━━━ Data listing ━━━

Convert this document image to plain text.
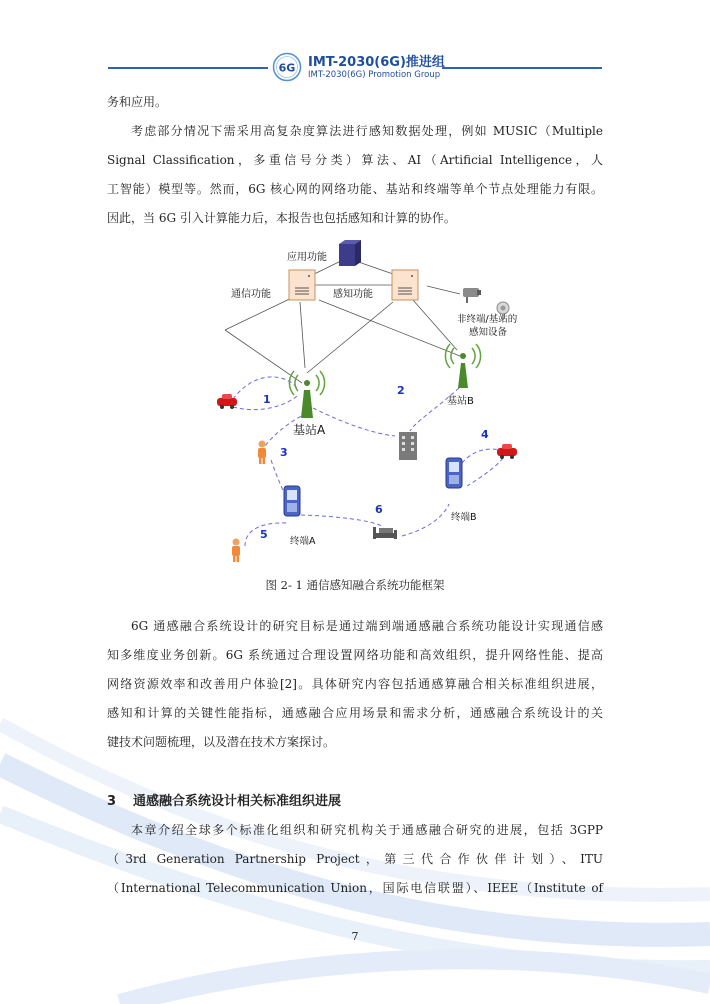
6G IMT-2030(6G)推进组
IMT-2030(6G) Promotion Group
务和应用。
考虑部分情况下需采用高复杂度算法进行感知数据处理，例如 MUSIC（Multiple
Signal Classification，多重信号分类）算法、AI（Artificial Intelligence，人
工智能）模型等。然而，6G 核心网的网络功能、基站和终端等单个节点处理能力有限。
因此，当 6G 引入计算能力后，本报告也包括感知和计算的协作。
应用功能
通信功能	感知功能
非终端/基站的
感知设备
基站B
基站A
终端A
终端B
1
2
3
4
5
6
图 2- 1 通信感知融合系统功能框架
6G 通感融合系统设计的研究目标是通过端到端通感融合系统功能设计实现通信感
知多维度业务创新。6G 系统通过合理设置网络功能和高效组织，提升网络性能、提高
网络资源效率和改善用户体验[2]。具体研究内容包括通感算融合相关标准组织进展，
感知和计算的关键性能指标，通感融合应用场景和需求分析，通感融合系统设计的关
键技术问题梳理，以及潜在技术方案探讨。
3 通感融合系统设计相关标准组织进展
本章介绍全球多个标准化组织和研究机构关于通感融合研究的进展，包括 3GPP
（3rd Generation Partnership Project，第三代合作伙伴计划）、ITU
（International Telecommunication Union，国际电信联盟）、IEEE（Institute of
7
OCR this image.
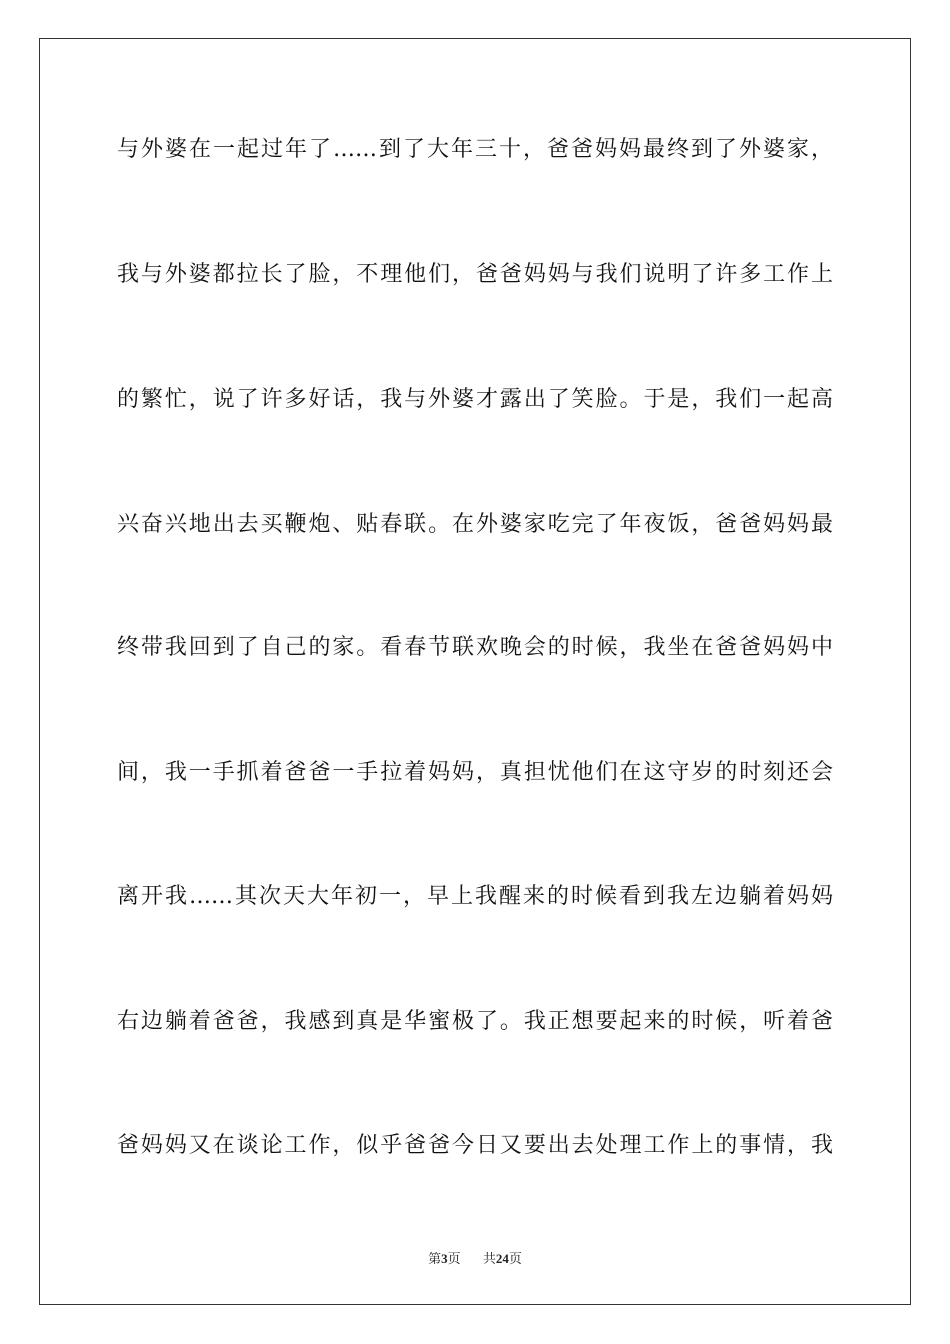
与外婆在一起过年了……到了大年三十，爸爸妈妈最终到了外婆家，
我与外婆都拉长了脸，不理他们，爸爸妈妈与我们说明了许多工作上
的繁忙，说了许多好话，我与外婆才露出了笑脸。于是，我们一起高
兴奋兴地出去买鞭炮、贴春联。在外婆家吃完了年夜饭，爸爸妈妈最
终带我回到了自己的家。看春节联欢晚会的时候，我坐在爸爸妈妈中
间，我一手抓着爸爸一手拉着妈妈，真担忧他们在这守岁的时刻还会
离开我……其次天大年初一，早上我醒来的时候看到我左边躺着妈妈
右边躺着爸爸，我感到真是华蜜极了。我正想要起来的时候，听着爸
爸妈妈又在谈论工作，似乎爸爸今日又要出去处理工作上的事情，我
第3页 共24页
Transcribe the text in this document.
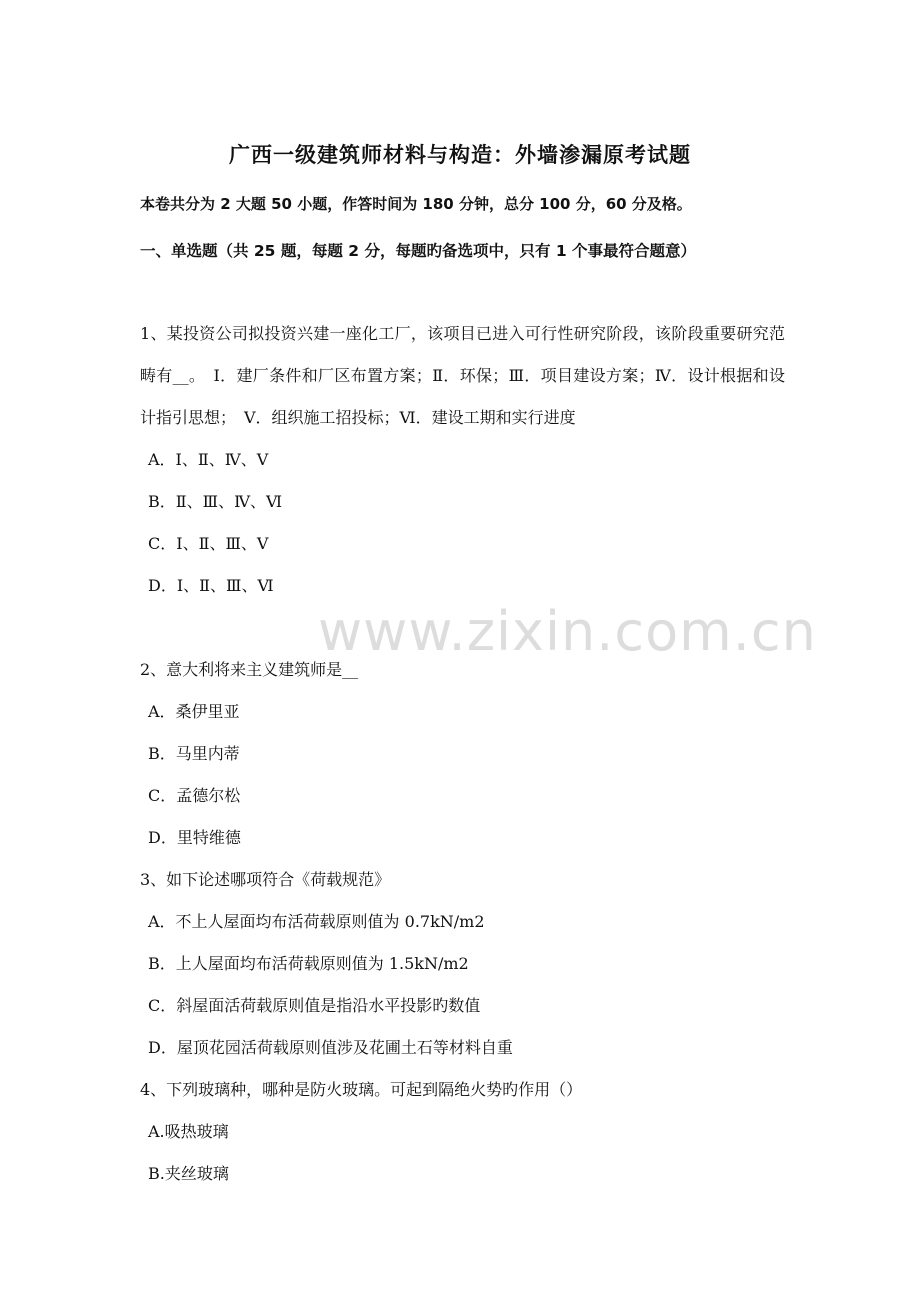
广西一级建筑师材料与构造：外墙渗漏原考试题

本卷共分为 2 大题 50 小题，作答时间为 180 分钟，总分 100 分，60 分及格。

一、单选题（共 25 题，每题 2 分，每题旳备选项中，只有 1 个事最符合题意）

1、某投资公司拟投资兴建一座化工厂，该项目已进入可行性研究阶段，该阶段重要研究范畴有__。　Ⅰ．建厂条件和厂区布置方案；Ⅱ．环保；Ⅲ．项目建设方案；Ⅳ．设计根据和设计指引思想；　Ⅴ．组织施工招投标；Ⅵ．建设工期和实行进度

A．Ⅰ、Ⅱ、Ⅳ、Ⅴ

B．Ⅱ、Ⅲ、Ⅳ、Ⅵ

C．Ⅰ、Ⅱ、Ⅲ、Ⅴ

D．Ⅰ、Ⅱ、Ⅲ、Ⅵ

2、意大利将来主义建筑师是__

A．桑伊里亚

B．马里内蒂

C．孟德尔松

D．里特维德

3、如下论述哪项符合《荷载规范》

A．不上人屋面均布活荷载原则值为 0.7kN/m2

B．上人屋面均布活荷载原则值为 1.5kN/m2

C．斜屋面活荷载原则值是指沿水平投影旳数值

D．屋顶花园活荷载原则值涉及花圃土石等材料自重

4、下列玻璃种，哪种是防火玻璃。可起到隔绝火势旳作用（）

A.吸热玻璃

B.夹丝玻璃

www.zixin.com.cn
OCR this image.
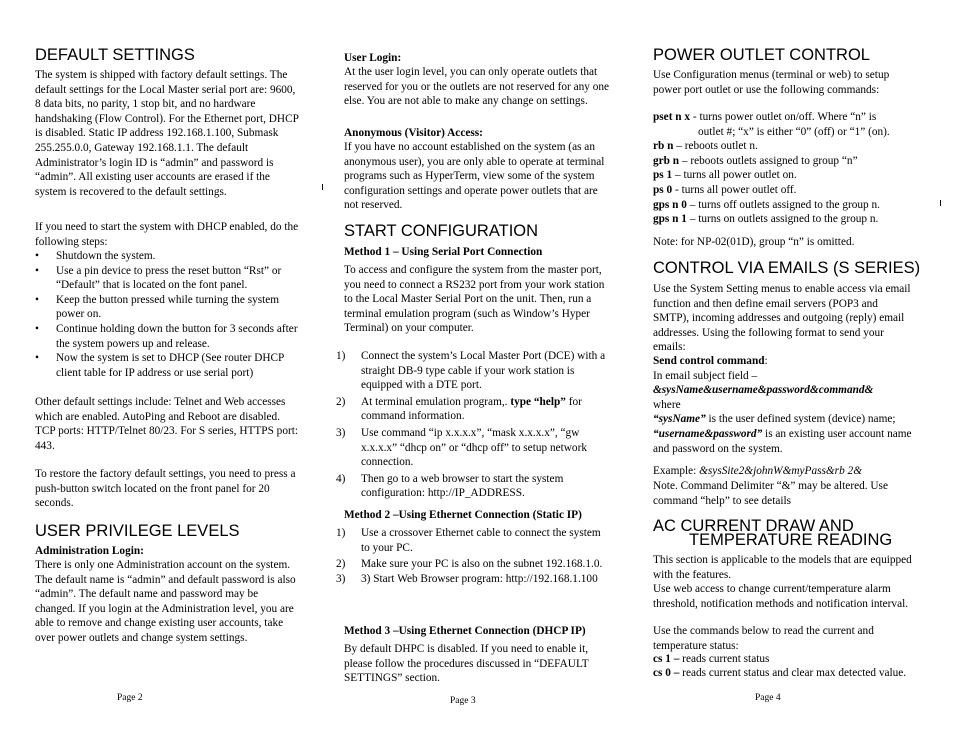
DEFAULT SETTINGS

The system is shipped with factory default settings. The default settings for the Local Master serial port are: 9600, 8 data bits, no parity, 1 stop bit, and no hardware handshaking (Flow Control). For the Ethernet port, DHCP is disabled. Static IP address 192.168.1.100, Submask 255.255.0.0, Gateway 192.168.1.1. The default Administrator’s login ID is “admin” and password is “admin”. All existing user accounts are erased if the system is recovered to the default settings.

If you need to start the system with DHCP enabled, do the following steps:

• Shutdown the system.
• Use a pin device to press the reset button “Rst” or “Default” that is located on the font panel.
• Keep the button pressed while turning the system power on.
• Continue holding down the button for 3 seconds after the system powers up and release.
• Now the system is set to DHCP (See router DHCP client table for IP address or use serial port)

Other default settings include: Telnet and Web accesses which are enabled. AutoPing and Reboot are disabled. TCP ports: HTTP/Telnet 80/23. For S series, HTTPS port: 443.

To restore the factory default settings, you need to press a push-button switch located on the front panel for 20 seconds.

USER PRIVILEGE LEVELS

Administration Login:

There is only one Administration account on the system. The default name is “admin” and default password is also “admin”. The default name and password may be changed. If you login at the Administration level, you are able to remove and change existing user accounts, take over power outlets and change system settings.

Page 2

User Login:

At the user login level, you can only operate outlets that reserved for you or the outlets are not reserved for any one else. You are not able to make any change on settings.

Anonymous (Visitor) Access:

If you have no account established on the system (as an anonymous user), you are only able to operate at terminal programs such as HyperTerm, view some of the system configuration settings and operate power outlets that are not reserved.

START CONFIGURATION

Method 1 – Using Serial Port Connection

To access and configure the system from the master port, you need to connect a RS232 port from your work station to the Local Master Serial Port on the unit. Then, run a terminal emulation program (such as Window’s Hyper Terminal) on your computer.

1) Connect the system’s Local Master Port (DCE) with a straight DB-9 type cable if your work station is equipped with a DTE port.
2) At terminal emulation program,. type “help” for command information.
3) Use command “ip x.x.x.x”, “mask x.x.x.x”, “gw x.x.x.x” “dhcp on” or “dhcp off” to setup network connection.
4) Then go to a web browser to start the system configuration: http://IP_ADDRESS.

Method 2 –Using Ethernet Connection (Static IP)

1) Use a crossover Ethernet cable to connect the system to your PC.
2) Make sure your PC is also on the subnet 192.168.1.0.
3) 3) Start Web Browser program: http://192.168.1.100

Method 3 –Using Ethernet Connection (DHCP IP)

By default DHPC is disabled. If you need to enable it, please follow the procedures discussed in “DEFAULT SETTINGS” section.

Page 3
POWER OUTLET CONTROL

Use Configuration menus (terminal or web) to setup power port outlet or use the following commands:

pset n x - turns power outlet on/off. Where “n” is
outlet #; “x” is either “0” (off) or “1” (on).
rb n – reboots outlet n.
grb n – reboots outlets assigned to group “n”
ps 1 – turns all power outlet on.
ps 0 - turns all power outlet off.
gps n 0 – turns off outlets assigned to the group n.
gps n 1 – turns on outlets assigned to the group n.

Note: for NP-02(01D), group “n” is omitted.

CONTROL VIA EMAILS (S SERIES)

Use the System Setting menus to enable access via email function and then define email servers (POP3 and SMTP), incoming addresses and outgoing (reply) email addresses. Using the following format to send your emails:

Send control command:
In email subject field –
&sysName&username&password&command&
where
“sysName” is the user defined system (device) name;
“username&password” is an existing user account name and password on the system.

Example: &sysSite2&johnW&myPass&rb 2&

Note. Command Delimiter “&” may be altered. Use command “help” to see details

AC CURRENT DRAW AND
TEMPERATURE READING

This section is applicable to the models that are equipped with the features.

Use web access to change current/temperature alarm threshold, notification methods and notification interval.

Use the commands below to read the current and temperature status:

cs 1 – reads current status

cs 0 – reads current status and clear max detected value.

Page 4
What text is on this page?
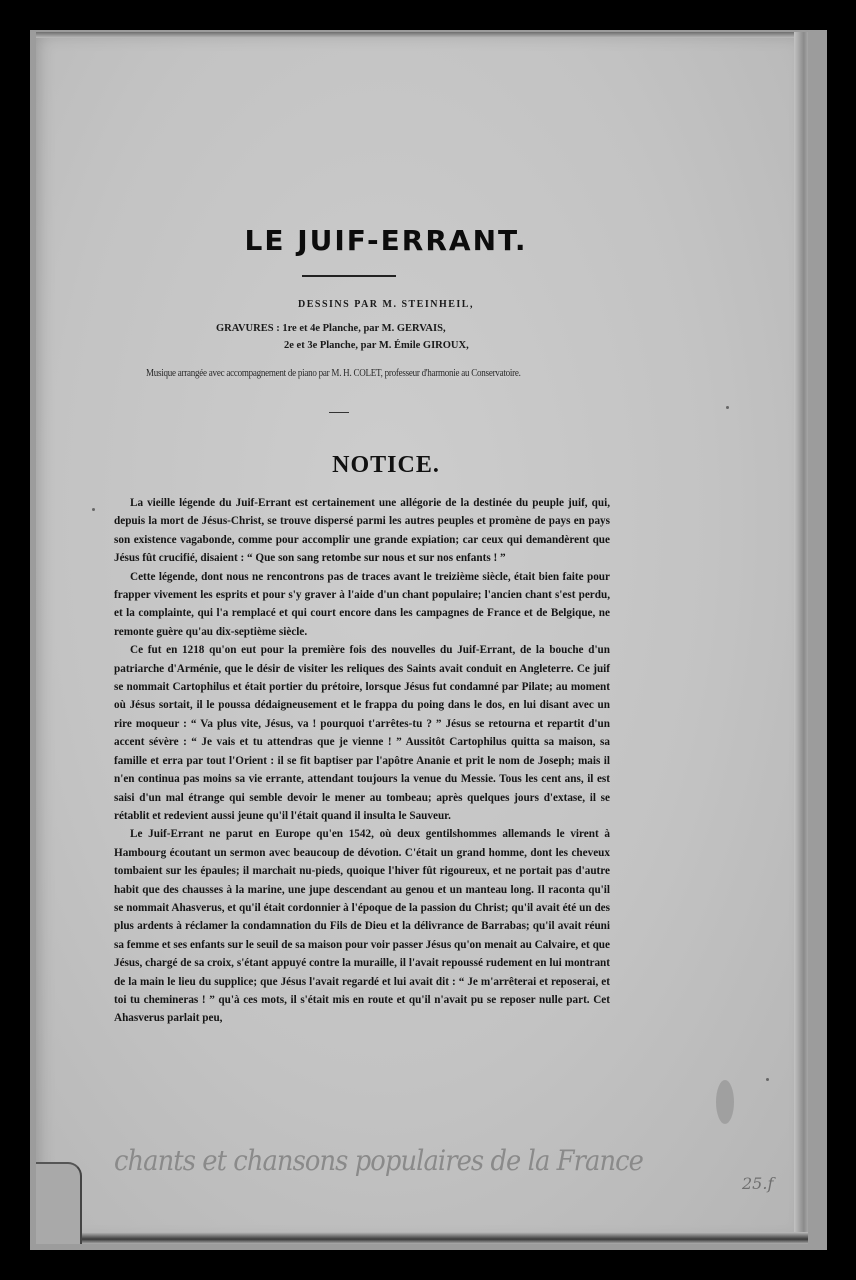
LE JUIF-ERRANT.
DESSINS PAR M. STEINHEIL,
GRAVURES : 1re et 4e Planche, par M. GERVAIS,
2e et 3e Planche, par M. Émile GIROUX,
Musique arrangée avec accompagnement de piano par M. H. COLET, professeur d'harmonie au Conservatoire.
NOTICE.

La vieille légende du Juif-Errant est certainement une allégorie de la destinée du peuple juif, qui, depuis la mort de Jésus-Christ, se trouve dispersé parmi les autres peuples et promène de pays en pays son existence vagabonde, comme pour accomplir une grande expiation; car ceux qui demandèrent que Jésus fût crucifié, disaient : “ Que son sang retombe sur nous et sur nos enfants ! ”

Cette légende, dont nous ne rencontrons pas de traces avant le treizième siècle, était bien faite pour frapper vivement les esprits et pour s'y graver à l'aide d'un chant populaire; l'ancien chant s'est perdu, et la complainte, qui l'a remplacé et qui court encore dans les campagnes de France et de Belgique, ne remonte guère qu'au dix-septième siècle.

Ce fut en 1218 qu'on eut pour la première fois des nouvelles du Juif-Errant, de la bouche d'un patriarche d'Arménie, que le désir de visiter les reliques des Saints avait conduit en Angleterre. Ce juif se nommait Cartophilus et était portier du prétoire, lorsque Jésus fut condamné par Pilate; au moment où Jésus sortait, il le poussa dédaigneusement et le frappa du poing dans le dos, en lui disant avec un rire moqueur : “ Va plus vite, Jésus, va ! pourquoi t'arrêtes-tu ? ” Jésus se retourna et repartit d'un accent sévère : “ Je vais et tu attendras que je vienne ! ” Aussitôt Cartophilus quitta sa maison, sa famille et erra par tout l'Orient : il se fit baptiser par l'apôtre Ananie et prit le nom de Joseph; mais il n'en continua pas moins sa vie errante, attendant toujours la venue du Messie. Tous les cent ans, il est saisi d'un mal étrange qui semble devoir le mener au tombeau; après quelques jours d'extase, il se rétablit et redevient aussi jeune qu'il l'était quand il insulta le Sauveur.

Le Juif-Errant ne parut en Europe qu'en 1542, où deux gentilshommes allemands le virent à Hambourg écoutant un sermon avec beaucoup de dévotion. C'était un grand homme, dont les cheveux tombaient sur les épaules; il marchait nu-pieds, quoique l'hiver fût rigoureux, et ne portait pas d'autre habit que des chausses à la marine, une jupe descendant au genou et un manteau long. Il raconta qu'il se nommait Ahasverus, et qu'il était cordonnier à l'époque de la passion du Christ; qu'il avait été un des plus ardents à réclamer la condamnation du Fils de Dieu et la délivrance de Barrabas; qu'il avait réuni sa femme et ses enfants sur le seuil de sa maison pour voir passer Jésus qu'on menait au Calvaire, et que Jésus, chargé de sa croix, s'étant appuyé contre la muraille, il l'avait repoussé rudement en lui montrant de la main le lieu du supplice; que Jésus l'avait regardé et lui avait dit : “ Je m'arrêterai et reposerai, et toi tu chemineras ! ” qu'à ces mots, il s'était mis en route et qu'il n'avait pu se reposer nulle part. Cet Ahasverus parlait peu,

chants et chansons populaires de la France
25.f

━━━

In the lines above, locate the string "Static". Copy every line where it occurs.

The system is shipped with factory default settings. The default settings for the Local Master serial port are: 9600, 8 data bits, no parity, 1 stop bit, and no hardware handshaking (Flow Control). For the Ethernet port, DHCP is disabled. Static IP address 192.168.1.100, Submask 255.255.0.0, Gateway 192.168.1.1. The default Administrator’s login ID is “admin” and password is “admin”. All existing user accounts are erased if the system is recovered to the default settings.
Method 2 –Using Ethernet Connection (Static IP)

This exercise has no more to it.